— Aim —
List every line below containing "post".

----- Material for this task

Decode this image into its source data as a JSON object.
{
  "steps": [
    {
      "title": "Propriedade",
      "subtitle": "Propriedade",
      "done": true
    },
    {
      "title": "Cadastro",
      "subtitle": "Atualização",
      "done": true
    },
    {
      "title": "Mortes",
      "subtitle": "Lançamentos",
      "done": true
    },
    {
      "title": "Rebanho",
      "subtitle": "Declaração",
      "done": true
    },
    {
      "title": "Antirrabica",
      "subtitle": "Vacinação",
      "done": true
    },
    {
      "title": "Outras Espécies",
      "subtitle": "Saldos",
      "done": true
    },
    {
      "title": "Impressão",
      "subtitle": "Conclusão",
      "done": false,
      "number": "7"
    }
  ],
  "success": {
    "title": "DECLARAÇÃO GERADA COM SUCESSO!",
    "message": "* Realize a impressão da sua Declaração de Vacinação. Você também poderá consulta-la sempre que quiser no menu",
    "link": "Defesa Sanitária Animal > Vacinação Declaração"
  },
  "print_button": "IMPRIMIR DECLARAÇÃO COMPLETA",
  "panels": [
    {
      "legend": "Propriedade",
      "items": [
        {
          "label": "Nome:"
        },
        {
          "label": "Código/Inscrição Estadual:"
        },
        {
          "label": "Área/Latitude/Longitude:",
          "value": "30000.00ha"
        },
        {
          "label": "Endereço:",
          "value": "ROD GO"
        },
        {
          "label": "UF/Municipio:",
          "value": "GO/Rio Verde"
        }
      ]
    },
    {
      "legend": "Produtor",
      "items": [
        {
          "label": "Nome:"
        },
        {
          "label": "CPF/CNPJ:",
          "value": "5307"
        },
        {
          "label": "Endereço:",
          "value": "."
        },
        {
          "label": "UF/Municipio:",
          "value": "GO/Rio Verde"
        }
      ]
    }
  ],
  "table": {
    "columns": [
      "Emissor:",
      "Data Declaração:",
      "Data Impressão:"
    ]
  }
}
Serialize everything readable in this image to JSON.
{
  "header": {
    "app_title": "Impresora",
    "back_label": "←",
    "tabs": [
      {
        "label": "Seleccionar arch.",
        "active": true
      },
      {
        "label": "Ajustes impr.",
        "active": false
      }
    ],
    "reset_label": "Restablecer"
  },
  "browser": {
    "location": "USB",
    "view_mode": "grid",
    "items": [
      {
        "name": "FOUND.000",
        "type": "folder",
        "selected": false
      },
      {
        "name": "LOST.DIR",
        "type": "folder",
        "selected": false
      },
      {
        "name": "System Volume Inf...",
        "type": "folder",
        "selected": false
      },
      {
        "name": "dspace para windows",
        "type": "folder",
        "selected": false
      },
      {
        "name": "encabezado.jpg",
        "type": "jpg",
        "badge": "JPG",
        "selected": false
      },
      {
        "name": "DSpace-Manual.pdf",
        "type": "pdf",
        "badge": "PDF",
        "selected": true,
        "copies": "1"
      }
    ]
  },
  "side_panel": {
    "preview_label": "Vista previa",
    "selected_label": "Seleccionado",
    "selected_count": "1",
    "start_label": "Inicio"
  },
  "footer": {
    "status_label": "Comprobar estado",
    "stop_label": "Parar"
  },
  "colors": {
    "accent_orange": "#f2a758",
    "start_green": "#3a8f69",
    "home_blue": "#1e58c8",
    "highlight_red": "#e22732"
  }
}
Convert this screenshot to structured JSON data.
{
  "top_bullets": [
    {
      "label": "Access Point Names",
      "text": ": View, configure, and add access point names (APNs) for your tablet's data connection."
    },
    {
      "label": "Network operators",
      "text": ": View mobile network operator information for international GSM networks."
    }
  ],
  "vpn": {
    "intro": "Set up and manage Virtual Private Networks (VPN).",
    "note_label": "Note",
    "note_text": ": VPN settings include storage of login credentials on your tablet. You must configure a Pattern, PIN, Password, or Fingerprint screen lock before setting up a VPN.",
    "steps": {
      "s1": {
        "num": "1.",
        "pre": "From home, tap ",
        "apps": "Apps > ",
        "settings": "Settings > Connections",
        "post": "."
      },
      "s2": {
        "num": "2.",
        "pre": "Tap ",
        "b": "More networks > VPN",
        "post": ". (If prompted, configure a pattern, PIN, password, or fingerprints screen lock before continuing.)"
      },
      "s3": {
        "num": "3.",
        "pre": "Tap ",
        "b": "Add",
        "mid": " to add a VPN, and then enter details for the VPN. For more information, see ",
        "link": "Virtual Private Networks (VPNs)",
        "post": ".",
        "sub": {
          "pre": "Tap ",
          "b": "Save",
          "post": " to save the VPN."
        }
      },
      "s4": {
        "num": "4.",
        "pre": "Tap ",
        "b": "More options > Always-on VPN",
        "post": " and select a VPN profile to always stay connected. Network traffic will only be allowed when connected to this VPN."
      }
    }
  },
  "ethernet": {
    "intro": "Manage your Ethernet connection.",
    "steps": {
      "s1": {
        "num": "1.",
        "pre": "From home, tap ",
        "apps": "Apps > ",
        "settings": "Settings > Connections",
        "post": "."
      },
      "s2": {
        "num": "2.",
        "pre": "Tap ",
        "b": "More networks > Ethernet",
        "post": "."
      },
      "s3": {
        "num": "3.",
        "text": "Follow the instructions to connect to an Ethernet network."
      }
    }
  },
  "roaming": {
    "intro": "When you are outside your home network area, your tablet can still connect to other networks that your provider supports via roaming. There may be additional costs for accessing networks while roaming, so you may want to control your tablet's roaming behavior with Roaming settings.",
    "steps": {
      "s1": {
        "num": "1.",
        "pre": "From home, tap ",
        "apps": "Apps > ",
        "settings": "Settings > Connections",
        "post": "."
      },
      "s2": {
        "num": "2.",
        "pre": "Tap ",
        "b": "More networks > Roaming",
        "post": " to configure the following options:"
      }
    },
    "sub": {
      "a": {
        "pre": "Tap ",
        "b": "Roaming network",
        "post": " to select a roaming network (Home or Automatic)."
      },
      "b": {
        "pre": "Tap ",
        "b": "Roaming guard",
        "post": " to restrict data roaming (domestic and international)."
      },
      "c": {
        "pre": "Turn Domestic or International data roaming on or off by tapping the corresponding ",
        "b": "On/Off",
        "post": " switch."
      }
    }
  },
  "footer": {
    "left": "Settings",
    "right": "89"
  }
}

----------

— Solved problem —
        "post": "."
        "post": ". (If prompted, configure a pattern, PIN, password, or fingerprints screen lock before continuing.)"
        "post": ".",
          "post": " to save the VPN."
        "post": " and select a VPN profile to always stay connected. Network traffic will only be allowed when connected to this VPN."
        "post": "."
        "post": "."
        "post": "."
        "post": " to configure the following options:"
        "post": " to select a roaming network (Home or Automatic)."
        "post": " to restrict data roaming (domestic and international)."
        "post": " switch."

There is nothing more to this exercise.